(Stored items)

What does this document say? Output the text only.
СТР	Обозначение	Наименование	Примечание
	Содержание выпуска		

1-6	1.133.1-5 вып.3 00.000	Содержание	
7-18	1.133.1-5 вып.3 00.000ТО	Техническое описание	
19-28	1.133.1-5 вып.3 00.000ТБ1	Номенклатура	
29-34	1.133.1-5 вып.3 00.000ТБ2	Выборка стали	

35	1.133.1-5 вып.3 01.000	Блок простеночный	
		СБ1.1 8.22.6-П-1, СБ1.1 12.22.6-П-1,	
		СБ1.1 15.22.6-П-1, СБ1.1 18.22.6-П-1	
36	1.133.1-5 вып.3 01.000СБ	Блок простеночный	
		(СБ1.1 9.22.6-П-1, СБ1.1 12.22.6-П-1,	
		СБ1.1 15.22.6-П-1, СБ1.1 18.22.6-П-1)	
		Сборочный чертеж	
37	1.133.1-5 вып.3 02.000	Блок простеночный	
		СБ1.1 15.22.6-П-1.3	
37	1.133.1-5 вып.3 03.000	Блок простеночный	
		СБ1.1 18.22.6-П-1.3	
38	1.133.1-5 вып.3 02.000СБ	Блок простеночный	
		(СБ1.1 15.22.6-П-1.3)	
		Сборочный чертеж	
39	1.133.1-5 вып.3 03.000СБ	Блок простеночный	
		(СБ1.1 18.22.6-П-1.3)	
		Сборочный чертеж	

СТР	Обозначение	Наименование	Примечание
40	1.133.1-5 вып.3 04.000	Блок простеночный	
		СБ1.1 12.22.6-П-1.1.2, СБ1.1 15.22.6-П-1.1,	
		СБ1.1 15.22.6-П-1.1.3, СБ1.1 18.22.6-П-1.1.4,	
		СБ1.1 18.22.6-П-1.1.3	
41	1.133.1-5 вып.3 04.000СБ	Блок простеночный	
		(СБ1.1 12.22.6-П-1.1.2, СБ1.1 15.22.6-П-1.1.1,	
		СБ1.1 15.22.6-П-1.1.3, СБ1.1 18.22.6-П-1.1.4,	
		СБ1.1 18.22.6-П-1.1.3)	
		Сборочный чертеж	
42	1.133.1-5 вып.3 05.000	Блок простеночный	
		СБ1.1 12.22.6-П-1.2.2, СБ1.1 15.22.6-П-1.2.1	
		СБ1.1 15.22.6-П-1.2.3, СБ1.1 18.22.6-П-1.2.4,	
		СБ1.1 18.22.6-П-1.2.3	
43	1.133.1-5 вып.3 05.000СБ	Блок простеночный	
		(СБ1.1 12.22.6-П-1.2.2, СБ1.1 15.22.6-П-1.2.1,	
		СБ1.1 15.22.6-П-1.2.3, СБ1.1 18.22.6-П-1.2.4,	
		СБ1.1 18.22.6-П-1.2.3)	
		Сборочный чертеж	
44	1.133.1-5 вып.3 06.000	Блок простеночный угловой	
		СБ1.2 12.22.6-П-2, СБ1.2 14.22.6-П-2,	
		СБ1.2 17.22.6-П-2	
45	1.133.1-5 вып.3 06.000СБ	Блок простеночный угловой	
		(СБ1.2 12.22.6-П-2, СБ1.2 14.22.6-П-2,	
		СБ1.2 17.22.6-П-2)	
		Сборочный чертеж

Directions for this task>
Return every line containing "простеночный".

Exercise output>
35	1.133.1-5 вып.3 01.000	Блок простеночный	
36	1.133.1-5 вып.3 01.000СБ	Блок простеночный	
37	1.133.1-5 вып.3 02.000	Блок простеночный	
37	1.133.1-5 вып.3 03.000	Блок простеночный	
38	1.133.1-5 вып.3 02.000СБ	Блок простеночный	
39	1.133.1-5 вып.3 03.000СБ	Блок простеночный	
40	1.133.1-5 вып.3 04.000	Блок простеночный	
41	1.133.1-5 вып.3 04.000СБ	Блок простеночный	
42	1.133.1-5 вып.3 05.000	Блок простеночный	
43	1.133.1-5 вып.3 05.000СБ	Блок простеночный	
44	1.133.1-5 вып.3 06.000	Блок простеночный угловой	
45	1.133.1-5 вып.3 06.000СБ	Блок простеночный угловой	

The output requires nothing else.